> [RECORDS TO USE]
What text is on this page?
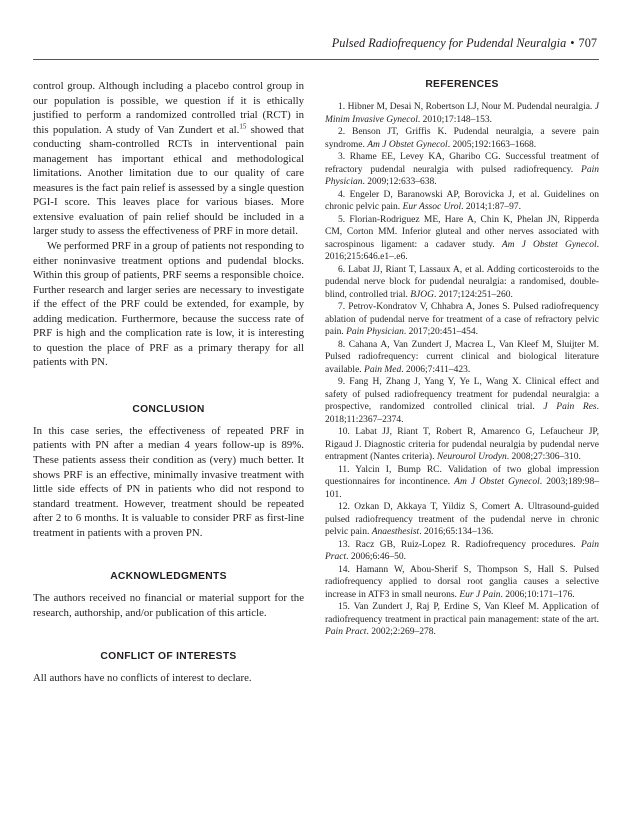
Pulsed Radiofrequency for Pudendal Neuralgia • 707

control group. Although including a placebo control group in our population is possible, we question if it is ethically justified to perform a randomized controlled trial (RCT) in this population. A study of Van Zundert et al.$^{15}$ showed that conducting sham-controlled RCTs in interventional pain management has important ethical and methodological limitations. Another limitation due to our quality of care measures is the fact pain relief is assessed by a single question PGI-I score. This leaves place for various biases. More extensive evaluation of pain relief should be included in a larger study to assess the effectiveness of PRF in more detail.

We performed PRF in a group of patients not responding to either noninvasive treatment options and pudendal blocks. Within this group of patients, PRF seems a responsible choice. Further research and larger series are necessary to investigate if the effect of the PRF could be extended, for example, by adding medication. Furthermore, because the success rate of PRF is high and the complication rate is low, it is interesting to question the place of PRF as a primary therapy for all patients with PN.

CONCLUSION

In this case series, the effectiveness of repeated PRF in patients with PN after a median 4 years follow-up is 89%. These patients assess their condition as (very) much better. It shows PRF is an effective, minimally invasive treatment with little side effects of PN in patients who did not respond to standard treatment. However, treatment should be repeated after 2 to 6 months. It is valuable to consider PRF as first-line treatment in patients with a proven PN.

ACKNOWLEDGMENTS

The authors received no financial or material support for the research, authorship, and/or publication of this article.

CONFLICT OF INTERESTS

All authors have no conflicts of interest to declare.

REFERENCES

1. Hibner M, Desai N, Robertson LJ, Nour M. Pudendal neuralgia. J Minim Invasive Gynecol. 2010;17:148–153.

2. Benson JT, Griffis K. Pudendal neuralgia, a severe pain syndrome. Am J Obstet Gynecol. 2005;192:1663–1668.

3. Rhame EE, Levey KA, Gharibo CG. Successful treatment of refractory pudendal neuralgia with pulsed radiofrequency. Pain Physician. 2009;12:633–638.

4. Engeler D, Baranowski AP, Borovicka J, et al. Guidelines on chronic pelvic pain. Eur Assoc Urol. 2014;1:87–97.

5. Florian-Rodriguez ME, Hare A, Chin K, Phelan JN, Ripperda CM, Corton MM. Inferior gluteal and other nerves associated with sacrospinous ligament: a cadaver study. Am J Obstet Gynecol. 2016;215:646.e1–.e6.

6. Labat JJ, Riant T, Lassaux A, et al. Adding corticosteroids to the pudendal nerve block for pudendal neuralgia: a randomised, double-blind, controlled trial. BJOG. 2017;124:251–260.

7. Petrov-Kondratov V, Chhabra A, Jones S. Pulsed radiofrequency ablation of pudendal nerve for treatment of a case of refractory pelvic pain. Pain Physician. 2017;20:451–454.

8. Cahana A, Van Zundert J, Macrea L, Van Kleef M, Sluijter M. Pulsed radiofrequency: current clinical and biological literature available. Pain Med. 2006;7:411–423.

9. Fang H, Zhang J, Yang Y, Ye L, Wang X. Clinical effect and safety of pulsed radiofrequency treatment for pudendal neuralgia: a prospective, randomized controlled clinical trial. J Pain Res. 2018;11:2367–2374.

10. Labat JJ, Riant T, Robert R, Amarenco G, Lefaucheur JP, Rigaud J. Diagnostic criteria for pudendal neuralgia by pudendal nerve entrapment (Nantes criteria). Neurourol Urodyn. 2008;27:306–310.

11. Yalcin I, Bump RC. Validation of two global impression questionnaires for incontinence. Am J Obstet Gynecol. 2003;189:98–101.

12. Ozkan D, Akkaya T, Yildiz S, Comert A. Ultrasound-guided pulsed radiofrequency treatment of the pudendal nerve in chronic pelvic pain. Anaesthesist. 2016;65:134–136.

13. Racz GB, Ruiz-Lopez R. Radiofrequency procedures. Pain Pract. 2006;6:46–50.

14. Hamann W, Abou-Sherif S, Thompson S, Hall S. Pulsed radiofrequency applied to dorsal root ganglia causes a selective increase in ATF3 in small neurons. Eur J Pain. 2006;10:171–176.

15. Van Zundert J, Raj P, Erdine S, Van Kleef M. Application of radiofrequency treatment in practical pain management: state of the art. Pain Pract. 2002;2:269–278.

> [YOUR INSTRUCTIONS] Pictures stay out; the records above are otherwise reproduced exactly.

> [WRITTEN SOLUTION]
What text is on this page?
Pulsed Radiofrequency for Pudendal Neuralgia • 707

control group. Although including a placebo control group in our population is possible, we question if it is ethically justified to perform a randomized controlled trial (RCT) in this population. A study of Van Zundert et al.$^{15}$ showed that conducting sham-controlled RCTs in interventional pain management has important ethical and methodological limitations. Another limitation due to our quality of care measures is the fact pain relief is assessed by a single question PGI-I score. This leaves place for various biases. More extensive evaluation of pain relief should be included in a larger study to assess the effectiveness of PRF in more detail.

We performed PRF in a group of patients not responding to either noninvasive treatment options and pudendal blocks. Within this group of patients, PRF seems a responsible choice. Further research and larger series are necessary to investigate if the effect of the PRF could be extended, for example, by adding medication. Furthermore, because the success rate of PRF is high and the complication rate is low, it is interesting to question the place of PRF as a primary therapy for all patients with PN.

CONCLUSION

In this case series, the effectiveness of repeated PRF in patients with PN after a median 4 years follow-up is 89%. These patients assess their condition as (very) much better. It shows PRF is an effective, minimally invasive treatment with little side effects of PN in patients who did not respond to standard treatment. However, treatment should be repeated after 2 to 6 months. It is valuable to consider PRF as first-line treatment in patients with a proven PN.

ACKNOWLEDGMENTS

The authors received no financial or material support for the research, authorship, and/or publication of this article.

CONFLICT OF INTERESTS

All authors have no conflicts of interest to declare.

REFERENCES

1. Hibner M, Desai N, Robertson LJ, Nour M. Pudendal neuralgia. J Minim Invasive Gynecol. 2010;17:148–153.

2. Benson JT, Griffis K. Pudendal neuralgia, a severe pain syndrome. Am J Obstet Gynecol. 2005;192:1663–1668.

3. Rhame EE, Levey KA, Gharibo CG. Successful treatment of refractory pudendal neuralgia with pulsed radiofrequency. Pain Physician. 2009;12:633–638.

4. Engeler D, Baranowski AP, Borovicka J, et al. Guidelines on chronic pelvic pain. Eur Assoc Urol. 2014;1:87–97.

5. Florian-Rodriguez ME, Hare A, Chin K, Phelan JN, Ripperda CM, Corton MM. Inferior gluteal and other nerves associated with sacrospinous ligament: a cadaver study. Am J Obstet Gynecol. 2016;215:646.e1–.e6.

6. Labat JJ, Riant T, Lassaux A, et al. Adding corticosteroids to the pudendal nerve block for pudendal neuralgia: a randomised, double-blind, controlled trial. BJOG. 2017;124:251–260.

7. Petrov-Kondratov V, Chhabra A, Jones S. Pulsed radiofrequency ablation of pudendal nerve for treatment of a case of refractory pelvic pain. Pain Physician. 2017;20:451–454.

8. Cahana A, Van Zundert J, Macrea L, Van Kleef M, Sluijter M. Pulsed radiofrequency: current clinical and biological literature available. Pain Med. 2006;7:411–423.

9. Fang H, Zhang J, Yang Y, Ye L, Wang X. Clinical effect and safety of pulsed radiofrequency treatment for pudendal neuralgia: a prospective, randomized controlled clinical trial. J Pain Res. 2018;11:2367–2374.

10. Labat JJ, Riant T, Robert R, Amarenco G, Lefaucheur JP, Rigaud J. Diagnostic criteria for pudendal neuralgia by pudendal nerve entrapment (Nantes criteria). Neurourol Urodyn. 2008;27:306–310.

11. Yalcin I, Bump RC. Validation of two global impression questionnaires for incontinence. Am J Obstet Gynecol. 2003;189:98–101.

12. Ozkan D, Akkaya T, Yildiz S, Comert A. Ultrasound-guided pulsed radiofrequency treatment of the pudendal nerve in chronic pelvic pain. Anaesthesist. 2016;65:134–136.

13. Racz GB, Ruiz-Lopez R. Radiofrequency procedures. Pain Pract. 2006;6:46–50.

14. Hamann W, Abou-Sherif S, Thompson S, Hall S. Pulsed radiofrequency applied to dorsal root ganglia causes a selective increase in ATF3 in small neurons. Eur J Pain. 2006;10:171–176.

15. Van Zundert J, Raj P, Erdine S, Van Kleef M. Application of radiofrequency treatment in practical pain management: state of the art. Pain Pract. 2002;2:269–278.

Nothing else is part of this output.